- What is needed
Transcribe every line of the listing below without any deviation.

- Source records
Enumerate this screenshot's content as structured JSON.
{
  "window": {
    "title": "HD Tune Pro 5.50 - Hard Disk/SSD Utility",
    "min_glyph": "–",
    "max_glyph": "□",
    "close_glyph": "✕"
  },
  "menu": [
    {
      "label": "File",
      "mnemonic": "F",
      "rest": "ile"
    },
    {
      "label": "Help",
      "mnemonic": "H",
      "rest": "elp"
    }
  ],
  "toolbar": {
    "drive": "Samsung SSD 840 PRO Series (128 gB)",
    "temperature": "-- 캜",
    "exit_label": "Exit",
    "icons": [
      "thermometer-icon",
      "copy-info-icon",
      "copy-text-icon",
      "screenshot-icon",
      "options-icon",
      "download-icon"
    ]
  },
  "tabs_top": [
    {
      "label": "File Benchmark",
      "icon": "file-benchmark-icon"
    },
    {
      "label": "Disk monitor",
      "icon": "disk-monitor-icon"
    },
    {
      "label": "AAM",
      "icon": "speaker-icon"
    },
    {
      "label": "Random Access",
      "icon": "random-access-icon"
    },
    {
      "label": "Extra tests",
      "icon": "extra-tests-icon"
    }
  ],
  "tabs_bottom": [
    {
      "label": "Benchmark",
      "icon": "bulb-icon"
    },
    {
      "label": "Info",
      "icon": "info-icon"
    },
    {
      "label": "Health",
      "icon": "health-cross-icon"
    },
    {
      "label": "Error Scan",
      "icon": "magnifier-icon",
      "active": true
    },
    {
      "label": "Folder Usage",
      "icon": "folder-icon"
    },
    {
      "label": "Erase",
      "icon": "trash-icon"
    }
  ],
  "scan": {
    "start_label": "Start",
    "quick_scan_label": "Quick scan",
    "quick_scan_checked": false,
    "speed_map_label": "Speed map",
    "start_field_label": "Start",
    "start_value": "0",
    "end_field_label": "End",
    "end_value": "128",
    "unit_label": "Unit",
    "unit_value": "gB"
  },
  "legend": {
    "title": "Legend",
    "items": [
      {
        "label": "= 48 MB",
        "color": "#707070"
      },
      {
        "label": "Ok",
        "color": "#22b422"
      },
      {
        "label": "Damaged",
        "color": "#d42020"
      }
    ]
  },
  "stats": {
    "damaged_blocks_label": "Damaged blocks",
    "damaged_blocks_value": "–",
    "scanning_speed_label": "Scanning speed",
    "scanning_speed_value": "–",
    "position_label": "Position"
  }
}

- The solution
Enumerate this screenshot's content as structured JSON.
{
  "window": {
    "title": "HD Tune Pro 5.50 - Hard Disk/SSD Utility",
    "min_glyph": "–",
    "max_glyph": "□",
    "close_glyph": "✕"
  },
  "menu": [
    {
      "label": "File",
      "mnemonic": "F",
      "rest": "ile"
    },
    {
      "label": "Help",
      "mnemonic": "H",
      "rest": "elp"
    }
  ],
  "toolbar": {
    "drive": "Samsung SSD 840 PRO Series (128 gB)",
    "temperature": "-- 캜",
    "exit_label": "Exit",
    "icons": [
      "thermometer-icon",
      "copy-info-icon",
      "copy-text-icon",
      "screenshot-icon",
      "options-icon",
      "download-icon"
    ]
  },
  "tabs_top": [
    {
      "label": "File Benchmark",
      "icon": "file-benchmark-icon"
    },
    {
      "label": "Disk monitor",
      "icon": "disk-monitor-icon"
    },
    {
      "label": "AAM",
      "icon": "speaker-icon"
    },
    {
      "label": "Random Access",
      "icon": "random-access-icon"
    },
    {
      "label": "Extra tests",
      "icon": "extra-tests-icon"
    }
  ],
  "tabs_bottom": [
    {
      "label": "Benchmark",
      "icon": "bulb-icon"
    },
    {
      "label": "Info",
      "icon": "info-icon"
    },
    {
      "label": "Health",
      "icon": "health-cross-icon"
    },
    {
      "label": "Error Scan",
      "icon": "magnifier-icon",
      "active": true
    },
    {
      "label": "Folder Usage",
      "icon": "folder-icon"
    },
    {
      "label": "Erase",
      "icon": "trash-icon"
    }
  ],
  "scan": {
    "start_label": "Start",
    "quick_scan_label": "Quick scan",
    "quick_scan_checked": false,
    "speed_map_label": "Speed map",
    "start_field_label": "Start",
    "start_value": "0",
    "end_field_label": "End",
    "end_value": "128",
    "unit_label": "Unit",
    "unit_value": "gB"
  },
  "legend": {
    "title": "Legend",
    "items": [
      {
        "label": "= 48 MB",
        "color": "#707070"
      },
      {
        "label": "Ok",
        "color": "#22b422"
      },
      {
        "label": "Damaged",
        "color": "#d42020"
      }
    ]
  },
  "stats": {
    "damaged_blocks_label": "Damaged blocks",
    "damaged_blocks_value": "–",
    "scanning_speed_label": "Scanning speed",
    "scanning_speed_value": "–",
    "position_label": "Position"
  }
}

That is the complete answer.